RECORD EXCERPTS —
□ □ □
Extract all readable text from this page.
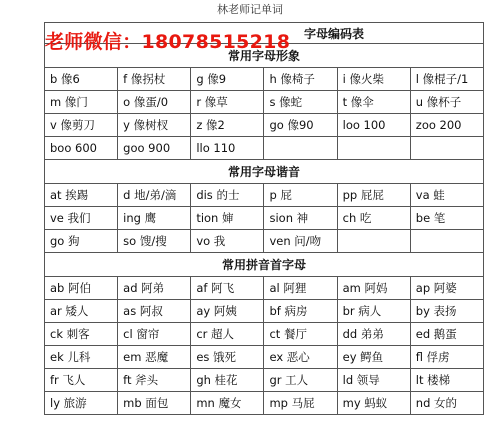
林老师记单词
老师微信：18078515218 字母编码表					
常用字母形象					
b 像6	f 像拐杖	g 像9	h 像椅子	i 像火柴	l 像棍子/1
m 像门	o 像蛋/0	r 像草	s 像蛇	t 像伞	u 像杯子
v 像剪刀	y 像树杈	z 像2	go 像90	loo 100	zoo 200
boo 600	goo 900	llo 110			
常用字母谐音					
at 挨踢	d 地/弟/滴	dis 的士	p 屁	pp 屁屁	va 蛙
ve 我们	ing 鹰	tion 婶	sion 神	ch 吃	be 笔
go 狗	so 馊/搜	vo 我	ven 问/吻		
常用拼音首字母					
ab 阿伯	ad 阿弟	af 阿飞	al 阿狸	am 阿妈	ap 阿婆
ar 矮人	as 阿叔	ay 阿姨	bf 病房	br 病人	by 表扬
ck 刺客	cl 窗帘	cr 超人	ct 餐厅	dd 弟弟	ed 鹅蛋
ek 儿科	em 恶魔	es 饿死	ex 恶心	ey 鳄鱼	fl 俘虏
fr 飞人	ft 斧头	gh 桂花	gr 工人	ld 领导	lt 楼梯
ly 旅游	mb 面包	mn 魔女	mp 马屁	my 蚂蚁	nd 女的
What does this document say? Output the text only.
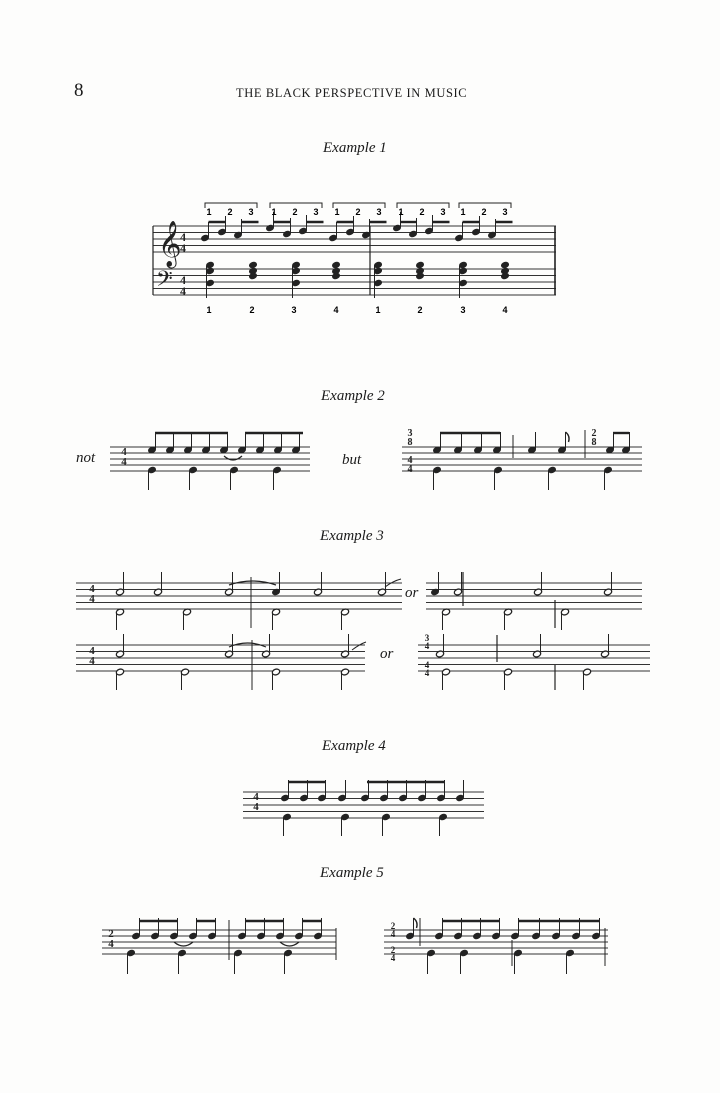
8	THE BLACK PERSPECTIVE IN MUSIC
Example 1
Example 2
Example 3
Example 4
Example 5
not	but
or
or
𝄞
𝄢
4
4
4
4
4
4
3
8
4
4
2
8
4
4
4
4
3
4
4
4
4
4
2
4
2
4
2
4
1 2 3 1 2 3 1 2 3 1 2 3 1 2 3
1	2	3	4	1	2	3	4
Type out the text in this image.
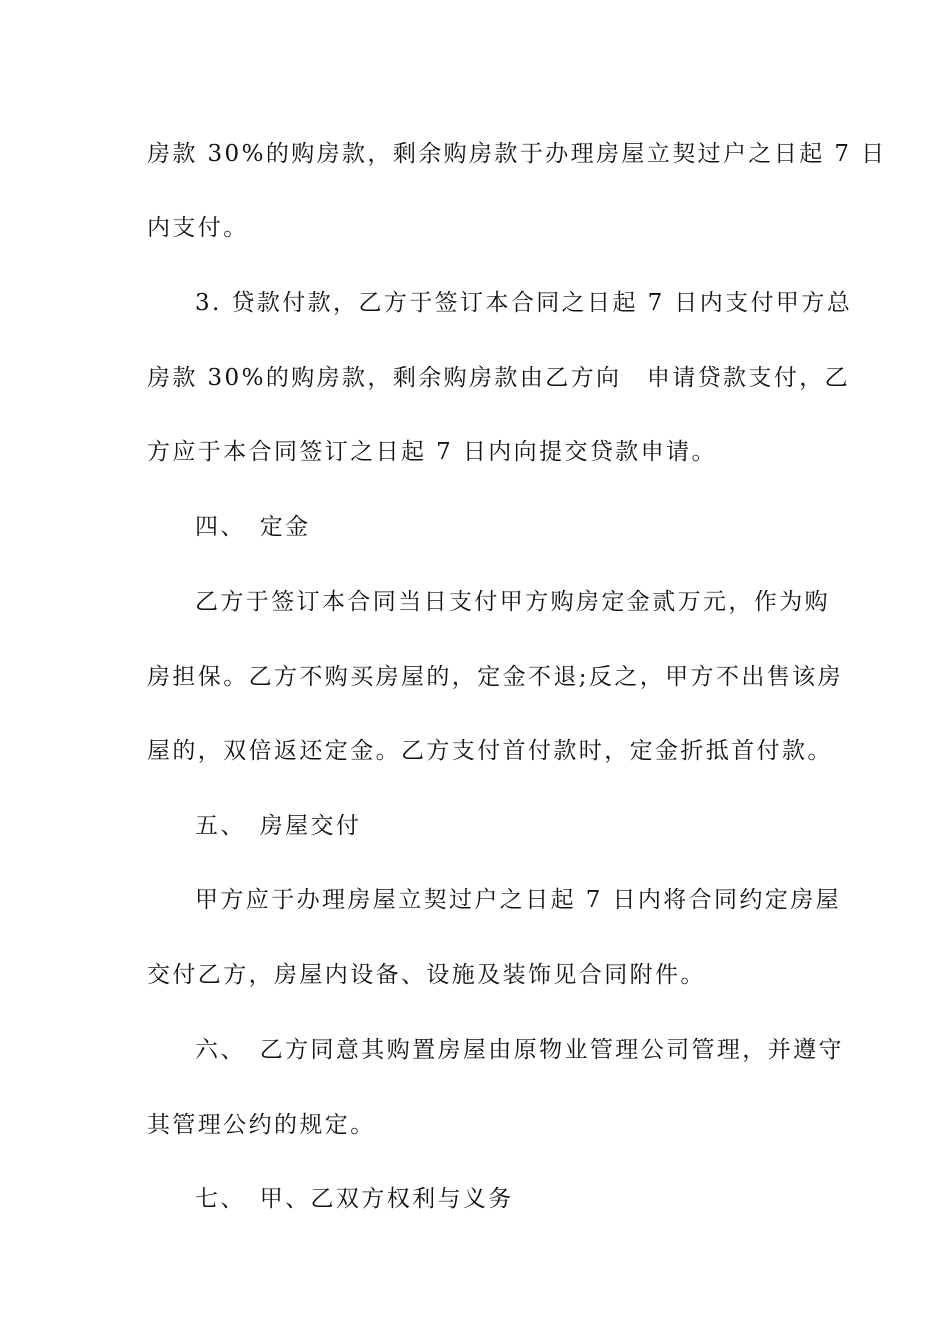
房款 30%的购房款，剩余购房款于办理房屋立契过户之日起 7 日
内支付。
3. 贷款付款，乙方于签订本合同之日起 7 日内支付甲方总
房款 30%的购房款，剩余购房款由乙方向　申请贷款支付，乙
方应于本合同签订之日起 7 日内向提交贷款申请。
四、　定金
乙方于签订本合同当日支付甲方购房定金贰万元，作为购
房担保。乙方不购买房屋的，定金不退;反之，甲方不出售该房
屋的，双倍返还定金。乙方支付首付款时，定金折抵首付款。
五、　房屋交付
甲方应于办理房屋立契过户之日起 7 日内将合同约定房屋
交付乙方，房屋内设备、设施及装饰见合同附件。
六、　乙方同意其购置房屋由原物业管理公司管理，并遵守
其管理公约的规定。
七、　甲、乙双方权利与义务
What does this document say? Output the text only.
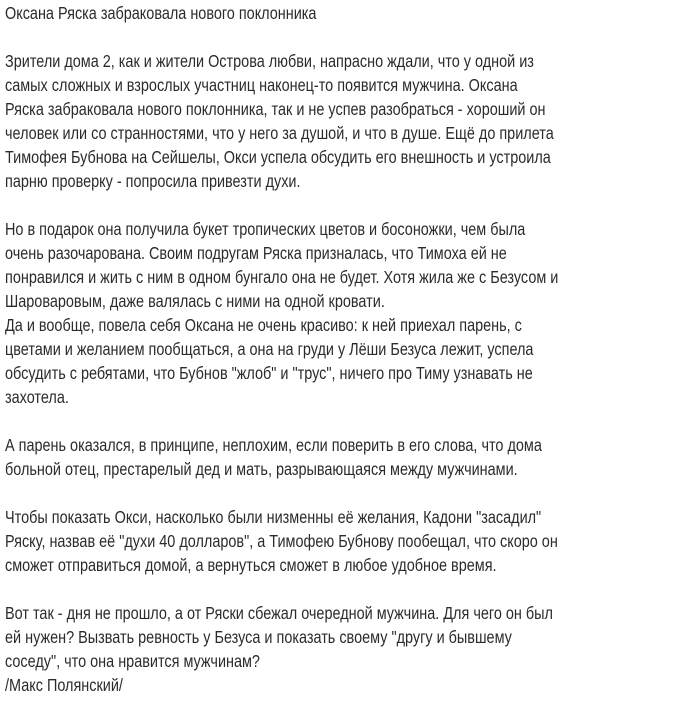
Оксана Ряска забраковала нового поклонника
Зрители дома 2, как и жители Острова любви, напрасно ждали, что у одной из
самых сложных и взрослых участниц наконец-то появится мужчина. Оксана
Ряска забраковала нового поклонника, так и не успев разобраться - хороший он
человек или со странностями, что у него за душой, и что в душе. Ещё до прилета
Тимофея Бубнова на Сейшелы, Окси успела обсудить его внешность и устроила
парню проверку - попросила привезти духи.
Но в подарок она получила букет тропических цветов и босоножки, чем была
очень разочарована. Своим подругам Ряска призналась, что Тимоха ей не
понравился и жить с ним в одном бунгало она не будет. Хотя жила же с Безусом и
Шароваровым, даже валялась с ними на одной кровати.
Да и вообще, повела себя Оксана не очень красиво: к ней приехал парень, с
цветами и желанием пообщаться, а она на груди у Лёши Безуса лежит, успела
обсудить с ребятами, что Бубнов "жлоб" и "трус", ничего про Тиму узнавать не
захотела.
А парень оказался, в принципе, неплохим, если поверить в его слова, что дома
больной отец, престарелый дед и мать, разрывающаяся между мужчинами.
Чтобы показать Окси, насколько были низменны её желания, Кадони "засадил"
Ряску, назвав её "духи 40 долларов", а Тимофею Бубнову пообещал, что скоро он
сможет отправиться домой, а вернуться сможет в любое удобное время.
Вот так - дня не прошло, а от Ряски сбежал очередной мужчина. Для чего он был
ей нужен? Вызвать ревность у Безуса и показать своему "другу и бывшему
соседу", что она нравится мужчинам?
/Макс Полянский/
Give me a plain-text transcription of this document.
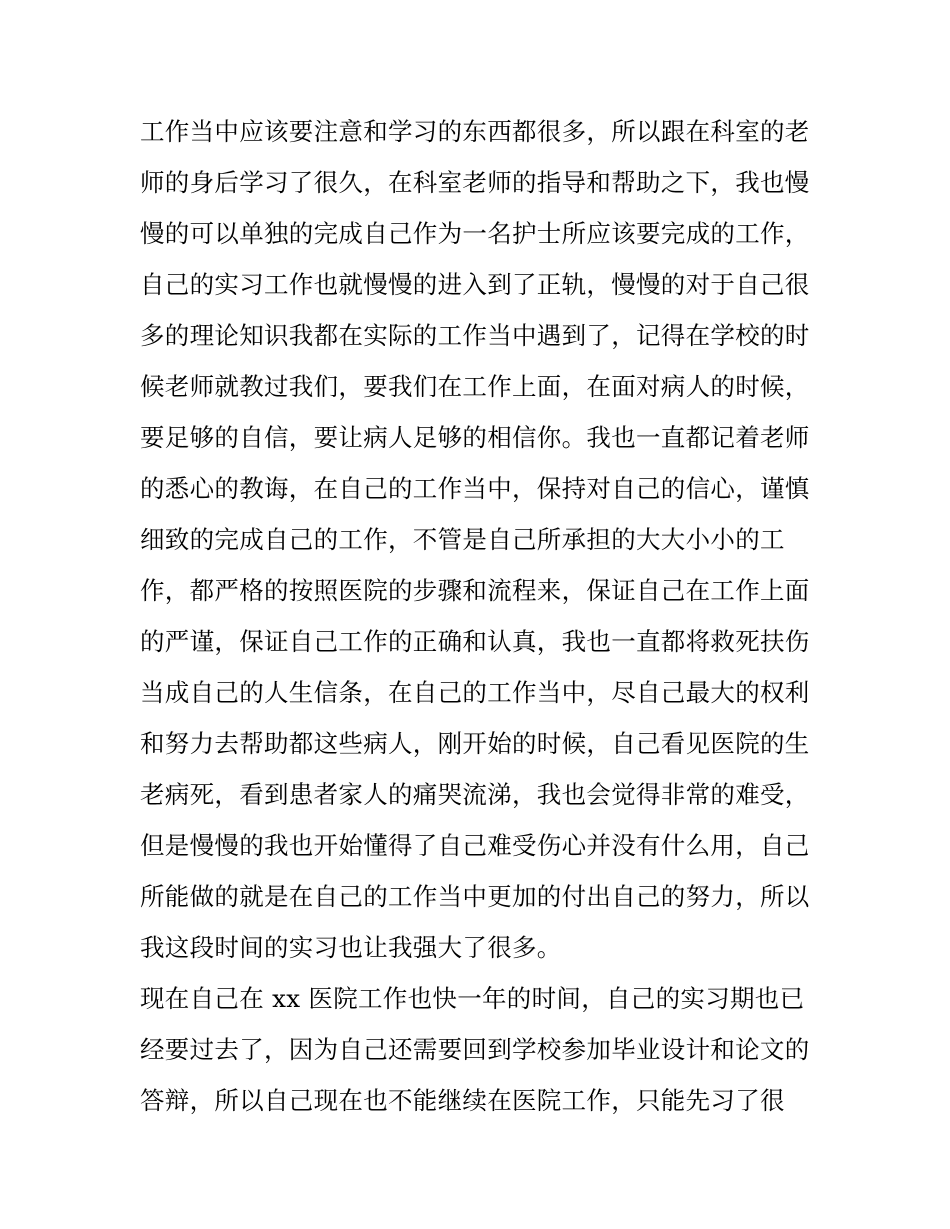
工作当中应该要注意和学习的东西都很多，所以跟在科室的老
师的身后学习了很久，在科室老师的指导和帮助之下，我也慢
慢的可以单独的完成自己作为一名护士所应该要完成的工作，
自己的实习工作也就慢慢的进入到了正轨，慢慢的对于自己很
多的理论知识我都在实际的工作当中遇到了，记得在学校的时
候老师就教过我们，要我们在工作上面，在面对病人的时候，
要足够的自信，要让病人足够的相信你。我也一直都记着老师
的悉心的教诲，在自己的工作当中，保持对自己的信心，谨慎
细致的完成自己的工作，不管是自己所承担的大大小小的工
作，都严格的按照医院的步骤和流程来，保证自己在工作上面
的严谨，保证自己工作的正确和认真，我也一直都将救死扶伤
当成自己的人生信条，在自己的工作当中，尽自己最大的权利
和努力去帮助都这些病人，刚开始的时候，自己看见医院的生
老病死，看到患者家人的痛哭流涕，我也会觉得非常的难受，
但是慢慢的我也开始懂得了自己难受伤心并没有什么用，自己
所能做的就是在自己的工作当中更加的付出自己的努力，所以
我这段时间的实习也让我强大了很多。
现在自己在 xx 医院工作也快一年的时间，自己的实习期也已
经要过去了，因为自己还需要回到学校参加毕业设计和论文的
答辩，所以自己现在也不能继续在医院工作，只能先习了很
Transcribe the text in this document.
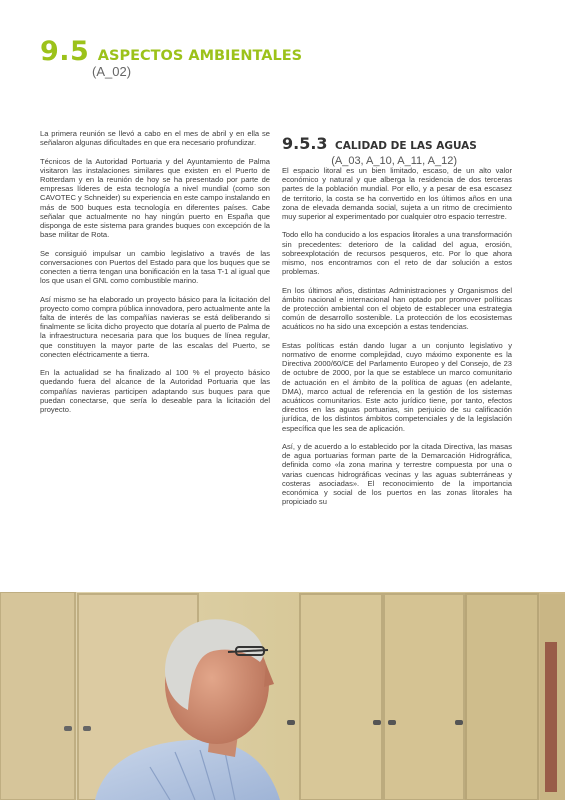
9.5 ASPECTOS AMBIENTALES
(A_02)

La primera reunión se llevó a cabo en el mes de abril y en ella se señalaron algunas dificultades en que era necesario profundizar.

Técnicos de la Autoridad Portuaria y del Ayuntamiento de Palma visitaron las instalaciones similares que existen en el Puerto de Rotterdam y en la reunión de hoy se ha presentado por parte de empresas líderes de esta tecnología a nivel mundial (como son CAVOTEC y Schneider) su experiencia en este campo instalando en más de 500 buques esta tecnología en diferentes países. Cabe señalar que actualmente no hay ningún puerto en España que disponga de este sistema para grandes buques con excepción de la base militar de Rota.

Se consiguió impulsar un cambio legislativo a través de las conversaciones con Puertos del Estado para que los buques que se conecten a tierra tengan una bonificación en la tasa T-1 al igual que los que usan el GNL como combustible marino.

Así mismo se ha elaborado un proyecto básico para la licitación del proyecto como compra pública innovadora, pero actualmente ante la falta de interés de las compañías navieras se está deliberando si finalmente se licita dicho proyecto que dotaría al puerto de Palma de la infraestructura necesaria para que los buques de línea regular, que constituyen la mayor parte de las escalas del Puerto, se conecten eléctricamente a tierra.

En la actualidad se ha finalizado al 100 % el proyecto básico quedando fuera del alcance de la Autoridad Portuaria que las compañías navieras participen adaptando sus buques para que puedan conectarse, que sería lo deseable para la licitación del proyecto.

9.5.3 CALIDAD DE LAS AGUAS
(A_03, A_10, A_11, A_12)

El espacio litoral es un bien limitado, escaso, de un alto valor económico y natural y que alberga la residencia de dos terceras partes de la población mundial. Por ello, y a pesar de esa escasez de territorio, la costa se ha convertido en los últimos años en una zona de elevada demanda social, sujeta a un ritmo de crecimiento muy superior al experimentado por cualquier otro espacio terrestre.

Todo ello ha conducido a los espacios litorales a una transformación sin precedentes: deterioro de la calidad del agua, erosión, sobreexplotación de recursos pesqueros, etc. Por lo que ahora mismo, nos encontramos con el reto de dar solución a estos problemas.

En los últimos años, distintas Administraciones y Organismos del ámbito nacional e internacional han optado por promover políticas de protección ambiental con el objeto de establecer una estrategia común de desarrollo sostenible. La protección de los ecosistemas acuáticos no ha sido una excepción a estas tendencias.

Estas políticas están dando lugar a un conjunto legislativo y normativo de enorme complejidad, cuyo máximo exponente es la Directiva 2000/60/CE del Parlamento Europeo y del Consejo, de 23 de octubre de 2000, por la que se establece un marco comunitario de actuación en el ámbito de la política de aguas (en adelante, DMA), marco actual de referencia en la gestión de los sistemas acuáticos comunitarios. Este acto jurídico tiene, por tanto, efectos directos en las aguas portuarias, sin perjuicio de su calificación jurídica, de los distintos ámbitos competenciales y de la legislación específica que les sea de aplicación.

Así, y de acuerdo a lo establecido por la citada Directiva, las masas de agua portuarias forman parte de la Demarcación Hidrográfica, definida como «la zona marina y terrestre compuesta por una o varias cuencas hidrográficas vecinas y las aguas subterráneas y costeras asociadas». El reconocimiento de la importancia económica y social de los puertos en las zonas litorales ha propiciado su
□ □ □
WHAT YOU NEED TO DO —
Copy out every line that includes the word "Example".

ANSWER TO THE PROBLEM —
Example 1
Example 2
Example 3
Example 4
Example 5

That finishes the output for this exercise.